_Aim_:
Among the entries, which lines carry the string "tradit"? Copy each of them.
☆ ☆ ☆
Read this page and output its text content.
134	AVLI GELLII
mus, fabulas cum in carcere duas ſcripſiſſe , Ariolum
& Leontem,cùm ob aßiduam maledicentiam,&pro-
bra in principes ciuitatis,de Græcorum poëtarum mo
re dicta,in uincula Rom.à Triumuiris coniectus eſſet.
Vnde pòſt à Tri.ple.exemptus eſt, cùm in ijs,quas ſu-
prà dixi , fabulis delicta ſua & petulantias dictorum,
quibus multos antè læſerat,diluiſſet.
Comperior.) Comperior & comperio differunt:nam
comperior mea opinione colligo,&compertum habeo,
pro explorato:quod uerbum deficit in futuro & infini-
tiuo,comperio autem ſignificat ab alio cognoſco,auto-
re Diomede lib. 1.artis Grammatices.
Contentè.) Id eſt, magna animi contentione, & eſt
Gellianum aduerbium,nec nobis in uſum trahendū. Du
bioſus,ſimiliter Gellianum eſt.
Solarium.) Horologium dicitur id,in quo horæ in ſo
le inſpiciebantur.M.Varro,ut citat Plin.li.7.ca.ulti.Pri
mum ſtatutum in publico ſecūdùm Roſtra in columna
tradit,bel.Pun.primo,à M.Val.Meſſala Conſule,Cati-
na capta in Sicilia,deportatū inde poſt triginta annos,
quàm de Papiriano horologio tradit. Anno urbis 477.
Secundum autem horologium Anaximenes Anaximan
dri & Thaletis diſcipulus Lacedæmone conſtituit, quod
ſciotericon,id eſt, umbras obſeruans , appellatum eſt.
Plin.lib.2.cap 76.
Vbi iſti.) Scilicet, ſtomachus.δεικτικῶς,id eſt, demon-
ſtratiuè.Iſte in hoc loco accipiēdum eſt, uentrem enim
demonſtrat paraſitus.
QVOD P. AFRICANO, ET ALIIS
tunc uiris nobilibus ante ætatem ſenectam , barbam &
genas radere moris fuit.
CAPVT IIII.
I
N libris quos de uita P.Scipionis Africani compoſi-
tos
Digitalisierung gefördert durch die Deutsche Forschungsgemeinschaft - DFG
☆ ☆ ☆
_Reply to the exercise_:
tradit,bel.Pun.primo,à M.Val.Meſſala Conſule,Cati-
quàm de Papiriano horologio tradit. Anno urbis 477.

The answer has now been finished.